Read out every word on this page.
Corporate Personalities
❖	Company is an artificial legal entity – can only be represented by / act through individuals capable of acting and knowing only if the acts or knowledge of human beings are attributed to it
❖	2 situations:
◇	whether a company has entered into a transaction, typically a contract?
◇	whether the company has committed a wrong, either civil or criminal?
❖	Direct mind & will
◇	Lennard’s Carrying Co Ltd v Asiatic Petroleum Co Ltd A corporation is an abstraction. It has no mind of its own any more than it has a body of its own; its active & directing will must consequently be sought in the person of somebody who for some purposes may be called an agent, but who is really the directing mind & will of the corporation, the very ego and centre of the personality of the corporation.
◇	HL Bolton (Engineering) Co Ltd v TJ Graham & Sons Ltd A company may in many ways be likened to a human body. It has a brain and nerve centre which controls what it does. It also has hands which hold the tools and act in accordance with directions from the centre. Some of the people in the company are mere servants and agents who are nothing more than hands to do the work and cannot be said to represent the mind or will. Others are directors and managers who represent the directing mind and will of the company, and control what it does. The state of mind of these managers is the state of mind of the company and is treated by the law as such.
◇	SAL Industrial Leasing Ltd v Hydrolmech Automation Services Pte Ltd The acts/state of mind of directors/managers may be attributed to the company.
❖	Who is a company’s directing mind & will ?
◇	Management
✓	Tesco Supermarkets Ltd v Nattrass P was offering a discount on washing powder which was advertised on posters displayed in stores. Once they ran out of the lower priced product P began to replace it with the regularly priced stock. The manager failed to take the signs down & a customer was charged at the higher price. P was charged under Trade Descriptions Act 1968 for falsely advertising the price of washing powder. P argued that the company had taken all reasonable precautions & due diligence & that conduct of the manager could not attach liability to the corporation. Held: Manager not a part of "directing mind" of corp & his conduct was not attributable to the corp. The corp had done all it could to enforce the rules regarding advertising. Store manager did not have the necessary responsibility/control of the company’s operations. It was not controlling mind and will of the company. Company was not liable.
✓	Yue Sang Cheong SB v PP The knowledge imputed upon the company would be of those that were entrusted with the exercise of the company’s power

= Problem to work on =
Repeat the records above exactly, from the first line to the last.

= Answer below =
Read out every word on this page.
Corporate Personalities
❖	Company is an artificial legal entity – can only be represented by / act through individuals capable of acting and knowing only if the acts or knowledge of human beings are attributed to it
❖	2 situations:
◇	whether a company has entered into a transaction, typically a contract?
◇	whether the company has committed a wrong, either civil or criminal?
❖	Direct mind & will
◇	Lennard’s Carrying Co Ltd v Asiatic Petroleum Co Ltd A corporation is an abstraction. It has no mind of its own any more than it has a body of its own; its active & directing will must consequently be sought in the person of somebody who for some purposes may be called an agent, but who is really the directing mind & will of the corporation, the very ego and centre of the personality of the corporation.
◇	HL Bolton (Engineering) Co Ltd v TJ Graham & Sons Ltd A company may in many ways be likened to a human body. It has a brain and nerve centre which controls what it does. It also has hands which hold the tools and act in accordance with directions from the centre. Some of the people in the company are mere servants and agents who are nothing more than hands to do the work and cannot be said to represent the mind or will. Others are directors and managers who represent the directing mind and will of the company, and control what it does. The state of mind of these managers is the state of mind of the company and is treated by the law as such.
◇	SAL Industrial Leasing Ltd v Hydrolmech Automation Services Pte Ltd The acts/state of mind of directors/managers may be attributed to the company.
❖	Who is a company’s directing mind & will ?
◇	Management
✓	Tesco Supermarkets Ltd v Nattrass P was offering a discount on washing powder which was advertised on posters displayed in stores. Once they ran out of the lower priced product P began to replace it with the regularly priced stock. The manager failed to take the signs down & a customer was charged at the higher price. P was charged under Trade Descriptions Act 1968 for falsely advertising the price of washing powder. P argued that the company had taken all reasonable precautions & due diligence & that conduct of the manager could not attach liability to the corporation. Held: Manager not a part of "directing mind" of corp & his conduct was not attributable to the corp. The corp had done all it could to enforce the rules regarding advertising. Store manager did not have the necessary responsibility/control of the company’s operations. It was not controlling mind and will of the company. Company was not liable.
✓	Yue Sang Cheong SB v PP The knowledge imputed upon the company would be of those that were entrusted with the exercise of the company’s power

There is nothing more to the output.